## Task directions
Lay out as a Markdown table, with columns No. and Line, the lines starting with the one that contains "For every button, label, input, icon, or" and going on through the one that contains "header-section: Electrical system", both included. Leave out blank lines.
─── Dataset
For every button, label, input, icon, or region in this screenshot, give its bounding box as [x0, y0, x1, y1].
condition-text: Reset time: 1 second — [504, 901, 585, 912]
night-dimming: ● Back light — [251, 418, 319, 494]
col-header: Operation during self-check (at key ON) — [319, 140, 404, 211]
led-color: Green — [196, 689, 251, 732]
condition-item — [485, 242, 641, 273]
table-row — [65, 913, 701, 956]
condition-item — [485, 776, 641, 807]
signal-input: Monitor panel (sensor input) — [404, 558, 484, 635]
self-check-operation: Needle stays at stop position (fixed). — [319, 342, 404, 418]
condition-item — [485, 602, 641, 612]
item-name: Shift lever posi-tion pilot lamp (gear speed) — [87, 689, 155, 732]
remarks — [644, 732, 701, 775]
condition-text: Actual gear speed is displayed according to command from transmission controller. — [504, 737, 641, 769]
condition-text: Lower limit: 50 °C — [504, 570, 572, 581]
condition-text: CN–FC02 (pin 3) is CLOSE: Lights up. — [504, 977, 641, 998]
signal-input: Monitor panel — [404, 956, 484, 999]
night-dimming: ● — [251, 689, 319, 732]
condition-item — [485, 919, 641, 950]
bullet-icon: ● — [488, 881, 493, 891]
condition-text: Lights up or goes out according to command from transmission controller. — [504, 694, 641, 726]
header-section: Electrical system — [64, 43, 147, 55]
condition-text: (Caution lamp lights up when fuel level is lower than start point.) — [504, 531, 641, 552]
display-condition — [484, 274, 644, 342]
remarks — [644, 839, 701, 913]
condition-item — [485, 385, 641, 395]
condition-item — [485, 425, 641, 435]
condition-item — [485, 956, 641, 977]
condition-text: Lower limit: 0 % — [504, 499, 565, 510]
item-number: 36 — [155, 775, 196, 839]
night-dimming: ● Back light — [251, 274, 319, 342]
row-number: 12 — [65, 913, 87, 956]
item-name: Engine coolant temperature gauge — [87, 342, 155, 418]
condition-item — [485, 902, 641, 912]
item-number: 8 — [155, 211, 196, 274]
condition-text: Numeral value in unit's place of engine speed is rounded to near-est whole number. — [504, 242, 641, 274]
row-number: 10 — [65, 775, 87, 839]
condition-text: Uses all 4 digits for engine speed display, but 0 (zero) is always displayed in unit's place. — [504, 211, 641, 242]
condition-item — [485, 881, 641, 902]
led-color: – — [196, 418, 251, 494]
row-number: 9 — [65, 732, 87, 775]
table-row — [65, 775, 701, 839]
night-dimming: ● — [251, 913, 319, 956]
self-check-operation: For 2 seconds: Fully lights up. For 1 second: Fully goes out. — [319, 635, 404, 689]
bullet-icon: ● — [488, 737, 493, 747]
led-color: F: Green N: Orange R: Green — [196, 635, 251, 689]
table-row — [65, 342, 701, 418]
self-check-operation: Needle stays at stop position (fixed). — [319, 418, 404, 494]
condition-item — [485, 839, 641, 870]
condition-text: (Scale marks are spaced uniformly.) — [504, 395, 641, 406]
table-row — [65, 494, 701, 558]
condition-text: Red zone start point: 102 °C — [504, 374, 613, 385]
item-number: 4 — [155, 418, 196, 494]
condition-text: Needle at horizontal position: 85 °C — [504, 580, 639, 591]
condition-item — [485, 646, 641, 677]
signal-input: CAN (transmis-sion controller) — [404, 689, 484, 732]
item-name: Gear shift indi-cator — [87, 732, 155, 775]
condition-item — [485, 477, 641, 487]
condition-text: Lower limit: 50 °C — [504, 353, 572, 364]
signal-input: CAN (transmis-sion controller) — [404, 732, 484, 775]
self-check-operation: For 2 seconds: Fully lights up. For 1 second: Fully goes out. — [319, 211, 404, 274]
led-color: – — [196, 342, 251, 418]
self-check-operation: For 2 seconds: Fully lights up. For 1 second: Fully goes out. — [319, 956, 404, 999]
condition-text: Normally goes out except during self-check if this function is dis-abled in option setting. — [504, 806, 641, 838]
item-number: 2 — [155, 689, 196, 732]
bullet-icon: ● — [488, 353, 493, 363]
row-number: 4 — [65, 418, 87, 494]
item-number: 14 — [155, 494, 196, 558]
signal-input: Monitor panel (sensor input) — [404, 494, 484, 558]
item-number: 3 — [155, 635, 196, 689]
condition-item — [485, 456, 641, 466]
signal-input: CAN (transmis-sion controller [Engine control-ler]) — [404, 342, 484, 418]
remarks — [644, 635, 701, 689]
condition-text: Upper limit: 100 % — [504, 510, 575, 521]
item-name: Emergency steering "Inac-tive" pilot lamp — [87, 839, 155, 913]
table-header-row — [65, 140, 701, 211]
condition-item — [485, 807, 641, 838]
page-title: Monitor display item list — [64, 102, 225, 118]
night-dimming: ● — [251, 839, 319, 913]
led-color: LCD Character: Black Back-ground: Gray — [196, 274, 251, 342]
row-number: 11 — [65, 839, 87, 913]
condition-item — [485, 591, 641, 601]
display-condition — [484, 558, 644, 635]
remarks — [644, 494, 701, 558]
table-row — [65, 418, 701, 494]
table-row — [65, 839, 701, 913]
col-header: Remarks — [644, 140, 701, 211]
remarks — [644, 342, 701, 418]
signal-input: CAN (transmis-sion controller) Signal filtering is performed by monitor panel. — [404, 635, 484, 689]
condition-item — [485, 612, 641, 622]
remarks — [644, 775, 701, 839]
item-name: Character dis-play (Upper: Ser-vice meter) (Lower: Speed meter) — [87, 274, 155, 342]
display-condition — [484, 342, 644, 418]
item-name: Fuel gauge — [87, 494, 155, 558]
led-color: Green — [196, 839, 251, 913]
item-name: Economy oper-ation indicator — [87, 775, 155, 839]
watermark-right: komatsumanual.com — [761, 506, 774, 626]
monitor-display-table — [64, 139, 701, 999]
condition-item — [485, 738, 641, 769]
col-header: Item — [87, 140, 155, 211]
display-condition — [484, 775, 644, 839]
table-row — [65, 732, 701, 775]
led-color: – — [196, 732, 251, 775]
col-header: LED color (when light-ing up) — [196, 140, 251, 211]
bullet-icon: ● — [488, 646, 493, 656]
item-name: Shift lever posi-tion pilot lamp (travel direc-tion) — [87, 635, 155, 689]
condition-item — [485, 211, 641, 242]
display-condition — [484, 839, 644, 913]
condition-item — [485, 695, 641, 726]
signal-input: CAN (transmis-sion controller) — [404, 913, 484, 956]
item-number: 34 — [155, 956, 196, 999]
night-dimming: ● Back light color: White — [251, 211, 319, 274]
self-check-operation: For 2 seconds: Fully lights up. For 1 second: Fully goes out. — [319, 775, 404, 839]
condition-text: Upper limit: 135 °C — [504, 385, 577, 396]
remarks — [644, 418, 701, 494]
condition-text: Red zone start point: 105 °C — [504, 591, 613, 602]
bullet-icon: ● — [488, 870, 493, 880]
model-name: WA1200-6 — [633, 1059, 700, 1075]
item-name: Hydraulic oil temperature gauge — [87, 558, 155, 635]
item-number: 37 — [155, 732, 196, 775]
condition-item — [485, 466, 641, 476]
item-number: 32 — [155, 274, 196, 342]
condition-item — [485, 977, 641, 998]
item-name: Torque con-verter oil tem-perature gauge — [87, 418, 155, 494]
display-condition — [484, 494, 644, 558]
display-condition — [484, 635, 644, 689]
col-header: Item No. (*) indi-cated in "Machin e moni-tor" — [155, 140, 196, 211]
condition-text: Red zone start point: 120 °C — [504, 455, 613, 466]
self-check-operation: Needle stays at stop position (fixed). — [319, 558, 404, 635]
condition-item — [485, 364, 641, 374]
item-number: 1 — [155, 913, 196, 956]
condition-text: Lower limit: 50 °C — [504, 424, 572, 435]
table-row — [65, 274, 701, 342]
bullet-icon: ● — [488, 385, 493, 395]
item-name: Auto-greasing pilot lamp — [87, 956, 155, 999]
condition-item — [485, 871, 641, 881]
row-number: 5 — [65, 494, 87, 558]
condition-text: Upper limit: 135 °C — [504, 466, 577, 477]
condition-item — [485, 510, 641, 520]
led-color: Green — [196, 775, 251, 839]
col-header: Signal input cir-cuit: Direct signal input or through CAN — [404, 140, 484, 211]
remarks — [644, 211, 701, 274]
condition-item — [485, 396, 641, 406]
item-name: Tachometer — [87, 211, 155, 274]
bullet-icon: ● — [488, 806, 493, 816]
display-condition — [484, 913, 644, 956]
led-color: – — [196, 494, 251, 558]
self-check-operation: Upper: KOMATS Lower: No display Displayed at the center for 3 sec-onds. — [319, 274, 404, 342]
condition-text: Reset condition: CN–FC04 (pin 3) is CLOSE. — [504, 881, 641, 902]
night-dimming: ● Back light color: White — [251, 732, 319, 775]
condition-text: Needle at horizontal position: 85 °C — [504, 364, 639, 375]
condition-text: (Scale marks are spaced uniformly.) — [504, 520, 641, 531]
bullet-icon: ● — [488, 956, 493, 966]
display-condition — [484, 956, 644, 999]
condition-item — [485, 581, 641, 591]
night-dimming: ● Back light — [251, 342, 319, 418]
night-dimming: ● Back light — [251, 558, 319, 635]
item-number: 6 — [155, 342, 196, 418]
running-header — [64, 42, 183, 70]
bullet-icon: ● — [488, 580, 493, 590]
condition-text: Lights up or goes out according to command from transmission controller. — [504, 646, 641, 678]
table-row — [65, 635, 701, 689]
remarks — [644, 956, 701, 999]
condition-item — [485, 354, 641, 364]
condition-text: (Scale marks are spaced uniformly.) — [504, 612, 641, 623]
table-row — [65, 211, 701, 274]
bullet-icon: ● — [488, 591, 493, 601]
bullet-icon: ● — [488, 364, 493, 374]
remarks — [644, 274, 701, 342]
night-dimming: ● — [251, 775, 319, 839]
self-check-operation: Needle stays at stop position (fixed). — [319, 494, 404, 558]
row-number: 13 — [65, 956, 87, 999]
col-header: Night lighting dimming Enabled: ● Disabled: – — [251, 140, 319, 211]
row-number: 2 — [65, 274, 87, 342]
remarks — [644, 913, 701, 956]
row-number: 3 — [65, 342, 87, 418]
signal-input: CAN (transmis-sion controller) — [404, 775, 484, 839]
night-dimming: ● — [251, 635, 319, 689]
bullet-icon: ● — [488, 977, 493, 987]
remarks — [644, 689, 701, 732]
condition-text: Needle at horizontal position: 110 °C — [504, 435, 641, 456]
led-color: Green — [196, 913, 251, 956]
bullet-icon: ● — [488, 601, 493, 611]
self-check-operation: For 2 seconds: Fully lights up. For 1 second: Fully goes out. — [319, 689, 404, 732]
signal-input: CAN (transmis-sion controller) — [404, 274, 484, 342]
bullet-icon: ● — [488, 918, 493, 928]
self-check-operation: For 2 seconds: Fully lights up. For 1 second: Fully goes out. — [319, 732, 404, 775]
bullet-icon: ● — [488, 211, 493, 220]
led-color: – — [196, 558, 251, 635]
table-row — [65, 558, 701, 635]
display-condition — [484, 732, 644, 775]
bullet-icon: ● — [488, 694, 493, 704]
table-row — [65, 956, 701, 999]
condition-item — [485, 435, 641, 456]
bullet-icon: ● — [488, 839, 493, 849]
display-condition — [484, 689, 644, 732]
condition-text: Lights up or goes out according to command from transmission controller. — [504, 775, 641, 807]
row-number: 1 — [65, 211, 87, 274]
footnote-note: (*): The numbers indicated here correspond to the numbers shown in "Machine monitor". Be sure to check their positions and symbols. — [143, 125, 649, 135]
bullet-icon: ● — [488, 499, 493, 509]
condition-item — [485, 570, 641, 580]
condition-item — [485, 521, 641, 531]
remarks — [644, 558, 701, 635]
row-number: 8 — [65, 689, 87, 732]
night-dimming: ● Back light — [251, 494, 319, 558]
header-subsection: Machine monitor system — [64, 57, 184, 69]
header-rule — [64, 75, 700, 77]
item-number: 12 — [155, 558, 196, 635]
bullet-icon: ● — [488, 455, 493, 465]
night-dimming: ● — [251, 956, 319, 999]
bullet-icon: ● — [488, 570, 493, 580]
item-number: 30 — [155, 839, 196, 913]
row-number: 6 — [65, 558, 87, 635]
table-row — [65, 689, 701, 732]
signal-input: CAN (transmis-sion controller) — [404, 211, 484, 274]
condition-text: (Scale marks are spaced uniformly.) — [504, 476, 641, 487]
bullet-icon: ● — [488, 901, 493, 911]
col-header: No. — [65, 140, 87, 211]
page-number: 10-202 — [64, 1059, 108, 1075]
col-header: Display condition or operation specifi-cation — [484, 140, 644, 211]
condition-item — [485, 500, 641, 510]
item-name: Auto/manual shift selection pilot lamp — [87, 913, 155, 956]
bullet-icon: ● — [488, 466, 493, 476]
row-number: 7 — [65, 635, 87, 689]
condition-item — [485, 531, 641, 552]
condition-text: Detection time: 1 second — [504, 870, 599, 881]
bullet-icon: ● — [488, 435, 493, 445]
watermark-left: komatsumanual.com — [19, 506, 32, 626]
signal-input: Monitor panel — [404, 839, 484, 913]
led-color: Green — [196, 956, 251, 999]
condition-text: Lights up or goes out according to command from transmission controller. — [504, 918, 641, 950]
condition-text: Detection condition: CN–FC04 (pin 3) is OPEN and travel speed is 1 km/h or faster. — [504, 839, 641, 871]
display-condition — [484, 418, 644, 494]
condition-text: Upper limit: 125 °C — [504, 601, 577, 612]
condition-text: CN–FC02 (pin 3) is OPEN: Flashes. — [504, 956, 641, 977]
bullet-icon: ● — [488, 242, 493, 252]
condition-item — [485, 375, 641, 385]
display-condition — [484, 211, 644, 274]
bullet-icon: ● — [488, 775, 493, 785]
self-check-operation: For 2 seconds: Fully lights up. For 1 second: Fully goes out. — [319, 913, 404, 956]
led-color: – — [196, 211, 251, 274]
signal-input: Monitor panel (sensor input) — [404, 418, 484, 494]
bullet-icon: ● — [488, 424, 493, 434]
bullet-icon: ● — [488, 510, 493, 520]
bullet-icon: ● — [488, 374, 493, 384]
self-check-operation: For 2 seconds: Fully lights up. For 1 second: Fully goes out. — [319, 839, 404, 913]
──────
─── Dataset
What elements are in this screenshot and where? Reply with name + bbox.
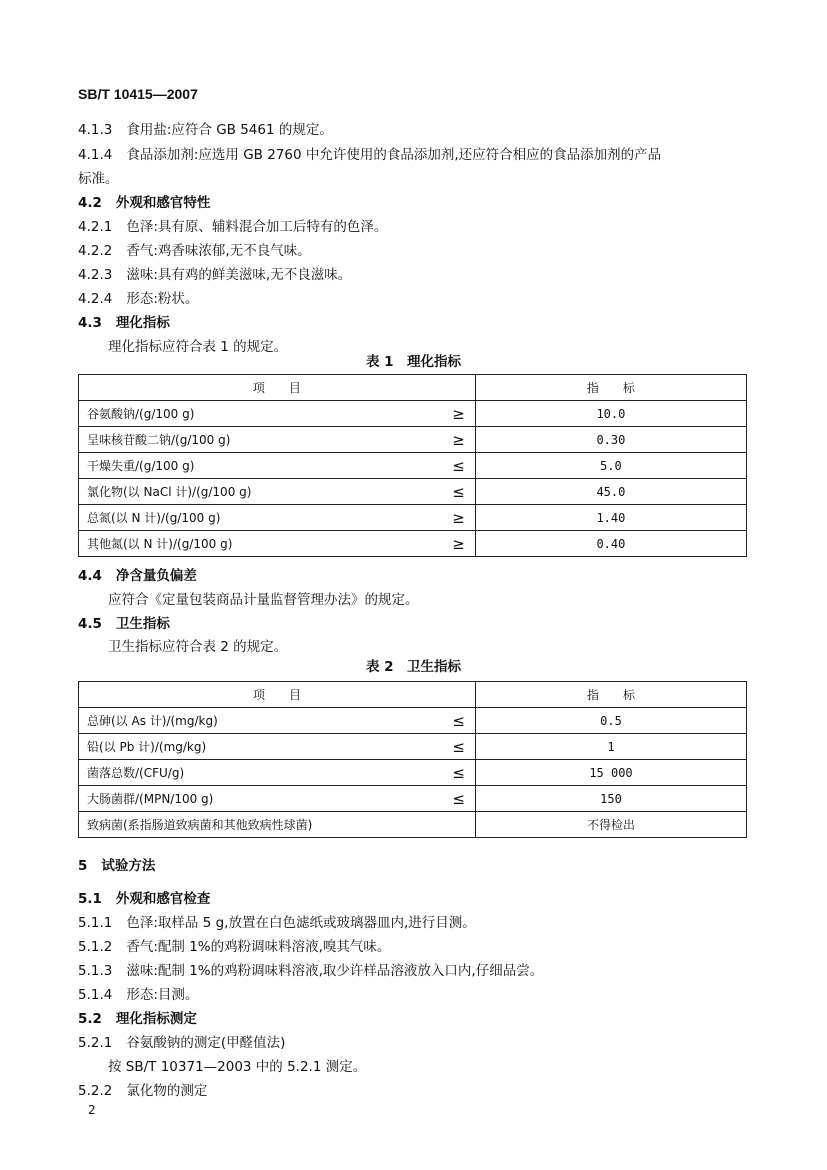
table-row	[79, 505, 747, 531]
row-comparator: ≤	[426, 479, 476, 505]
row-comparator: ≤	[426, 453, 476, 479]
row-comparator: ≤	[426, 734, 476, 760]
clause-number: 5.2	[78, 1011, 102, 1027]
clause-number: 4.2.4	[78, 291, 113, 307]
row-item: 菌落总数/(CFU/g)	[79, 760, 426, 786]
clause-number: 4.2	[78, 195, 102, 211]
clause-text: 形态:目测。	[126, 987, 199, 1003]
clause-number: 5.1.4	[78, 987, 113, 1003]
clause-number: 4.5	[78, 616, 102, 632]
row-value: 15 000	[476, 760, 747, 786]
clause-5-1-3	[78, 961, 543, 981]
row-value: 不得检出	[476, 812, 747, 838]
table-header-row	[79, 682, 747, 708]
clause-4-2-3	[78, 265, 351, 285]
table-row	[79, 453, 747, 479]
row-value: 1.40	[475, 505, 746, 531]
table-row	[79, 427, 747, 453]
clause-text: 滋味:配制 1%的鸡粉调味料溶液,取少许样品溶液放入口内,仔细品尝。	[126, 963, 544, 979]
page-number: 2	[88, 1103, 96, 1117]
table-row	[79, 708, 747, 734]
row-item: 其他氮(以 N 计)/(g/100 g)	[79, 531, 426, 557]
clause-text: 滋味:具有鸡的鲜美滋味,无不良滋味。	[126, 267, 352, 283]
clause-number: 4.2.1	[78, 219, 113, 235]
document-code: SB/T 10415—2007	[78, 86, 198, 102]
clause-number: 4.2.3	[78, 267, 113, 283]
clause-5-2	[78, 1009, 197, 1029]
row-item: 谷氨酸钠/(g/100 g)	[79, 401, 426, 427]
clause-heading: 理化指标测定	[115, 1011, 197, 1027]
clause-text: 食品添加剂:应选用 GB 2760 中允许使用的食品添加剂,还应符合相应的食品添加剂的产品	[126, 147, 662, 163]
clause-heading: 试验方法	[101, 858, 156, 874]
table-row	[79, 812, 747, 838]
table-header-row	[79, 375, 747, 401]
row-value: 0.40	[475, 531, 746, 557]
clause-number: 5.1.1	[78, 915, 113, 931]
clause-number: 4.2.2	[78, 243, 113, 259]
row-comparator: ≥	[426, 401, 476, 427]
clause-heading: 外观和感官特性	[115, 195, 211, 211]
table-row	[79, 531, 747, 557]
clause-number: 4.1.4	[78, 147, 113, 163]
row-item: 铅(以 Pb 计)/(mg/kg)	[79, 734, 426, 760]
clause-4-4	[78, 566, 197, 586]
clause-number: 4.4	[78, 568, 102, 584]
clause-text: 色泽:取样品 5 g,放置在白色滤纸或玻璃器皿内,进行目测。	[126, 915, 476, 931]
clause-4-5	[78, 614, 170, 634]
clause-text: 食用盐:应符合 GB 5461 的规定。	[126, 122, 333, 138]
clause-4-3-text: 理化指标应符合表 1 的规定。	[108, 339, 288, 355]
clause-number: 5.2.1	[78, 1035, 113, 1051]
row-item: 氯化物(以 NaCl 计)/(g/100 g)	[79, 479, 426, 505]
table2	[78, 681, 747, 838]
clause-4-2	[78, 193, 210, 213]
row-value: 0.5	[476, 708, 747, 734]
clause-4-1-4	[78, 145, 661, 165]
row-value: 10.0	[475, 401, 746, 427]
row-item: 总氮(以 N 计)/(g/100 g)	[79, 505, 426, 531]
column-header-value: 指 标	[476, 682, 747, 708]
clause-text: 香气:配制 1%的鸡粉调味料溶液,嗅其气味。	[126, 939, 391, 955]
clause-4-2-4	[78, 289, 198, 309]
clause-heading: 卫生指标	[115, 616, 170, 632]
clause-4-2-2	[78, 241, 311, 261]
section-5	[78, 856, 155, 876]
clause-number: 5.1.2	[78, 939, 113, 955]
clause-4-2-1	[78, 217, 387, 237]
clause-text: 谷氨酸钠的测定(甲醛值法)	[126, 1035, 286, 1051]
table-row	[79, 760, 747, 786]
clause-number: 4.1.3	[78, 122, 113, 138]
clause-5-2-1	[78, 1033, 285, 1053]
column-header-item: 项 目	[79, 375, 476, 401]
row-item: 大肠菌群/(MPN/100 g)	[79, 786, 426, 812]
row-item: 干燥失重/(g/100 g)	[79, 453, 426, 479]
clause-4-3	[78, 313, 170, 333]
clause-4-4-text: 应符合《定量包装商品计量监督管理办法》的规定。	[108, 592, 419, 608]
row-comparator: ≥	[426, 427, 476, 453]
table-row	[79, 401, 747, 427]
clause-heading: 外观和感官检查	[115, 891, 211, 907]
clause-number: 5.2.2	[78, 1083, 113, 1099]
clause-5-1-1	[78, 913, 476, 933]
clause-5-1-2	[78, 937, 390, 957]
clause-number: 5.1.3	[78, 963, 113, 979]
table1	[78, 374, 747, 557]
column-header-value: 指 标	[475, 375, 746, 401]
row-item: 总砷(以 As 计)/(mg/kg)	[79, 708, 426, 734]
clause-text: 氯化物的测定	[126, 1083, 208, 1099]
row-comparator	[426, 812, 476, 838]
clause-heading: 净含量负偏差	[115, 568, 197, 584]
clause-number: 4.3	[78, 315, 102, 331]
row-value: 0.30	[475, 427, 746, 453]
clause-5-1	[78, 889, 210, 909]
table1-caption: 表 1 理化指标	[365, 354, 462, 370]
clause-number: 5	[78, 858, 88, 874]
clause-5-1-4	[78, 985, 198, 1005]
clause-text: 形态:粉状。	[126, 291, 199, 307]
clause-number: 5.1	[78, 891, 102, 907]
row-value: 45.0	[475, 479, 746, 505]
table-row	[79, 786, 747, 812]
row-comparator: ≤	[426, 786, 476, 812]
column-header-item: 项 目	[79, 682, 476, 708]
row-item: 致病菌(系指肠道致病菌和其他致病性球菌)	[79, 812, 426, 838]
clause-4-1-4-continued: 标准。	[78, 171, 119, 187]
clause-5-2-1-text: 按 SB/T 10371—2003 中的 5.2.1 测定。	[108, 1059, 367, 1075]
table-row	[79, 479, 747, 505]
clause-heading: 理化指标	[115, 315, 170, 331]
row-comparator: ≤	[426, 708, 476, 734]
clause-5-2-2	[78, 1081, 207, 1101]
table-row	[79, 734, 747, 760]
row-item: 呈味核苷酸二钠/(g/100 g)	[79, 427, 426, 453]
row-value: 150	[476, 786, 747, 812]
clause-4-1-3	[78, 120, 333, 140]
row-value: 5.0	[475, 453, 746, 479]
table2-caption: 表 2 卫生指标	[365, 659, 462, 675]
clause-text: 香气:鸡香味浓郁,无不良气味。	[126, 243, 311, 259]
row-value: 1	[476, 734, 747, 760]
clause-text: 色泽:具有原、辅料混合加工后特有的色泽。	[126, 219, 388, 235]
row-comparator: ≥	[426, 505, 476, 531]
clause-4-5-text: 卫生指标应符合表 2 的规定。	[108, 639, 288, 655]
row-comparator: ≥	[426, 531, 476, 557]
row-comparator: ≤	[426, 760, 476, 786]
──────
## Response
| No. | Line |
|---|---|
| 1 | For every button, label, input, icon, or region in this screenshot, give its bounding box as [x0, y0, x1, y1]. |
| 2 | condition-text: Reset time: 1 second — [504, 901, 585, 912] |
| 3 | night-dimming: ● Back light — [251, 418, 319, 494] |
| 4 | col-header: Operation during self-check (at key ON) — [319, 140, 404, 211] |
| 5 | led-color: Green — [196, 689, 251, 732] |
| 6 | condition-item — [485, 242, 641, 273] |
| 7 | table-row — [65, 913, 701, 956] |
| 8 | condition-item — [485, 776, 641, 807] |
| 9 | signal-input: Monitor panel (sensor input) — [404, 558, 484, 635] |
| 10 | self-check-operation: Needle stays at stop position (fixed). — [319, 342, 404, 418] |
| 11 | condition-item — [485, 602, 641, 612] |
| 12 | item-name: Shift lever posi-tion pilot lamp (gear speed) — [87, 689, 155, 732] |
| 13 | remarks — [644, 732, 701, 775] |
| 14 | condition-text: Actual gear speed is displayed according to command from transmission controller. — [504, 737, 641, 769] |
| 15 | condition-text: Lower limit: 50 °C — [504, 570, 572, 581] |
| 16 | condition-text: CN–FC02 (pin 3) is CLOSE: Lights up. — [504, 977, 641, 998] |
| 17 | signal-input: Monitor panel — [404, 956, 484, 999] |
| 18 | night-dimming: ● — [251, 689, 319, 732] |
| 19 | condition-item — [485, 919, 641, 950] |
| 20 | bullet-icon: ● — [488, 881, 493, 891] |
| 21 | condition-text: Lights up or goes out according to command from transmission controller. — [504, 694, 641, 726] |
| 22 | header-section: Electrical system — [64, 43, 147, 55] |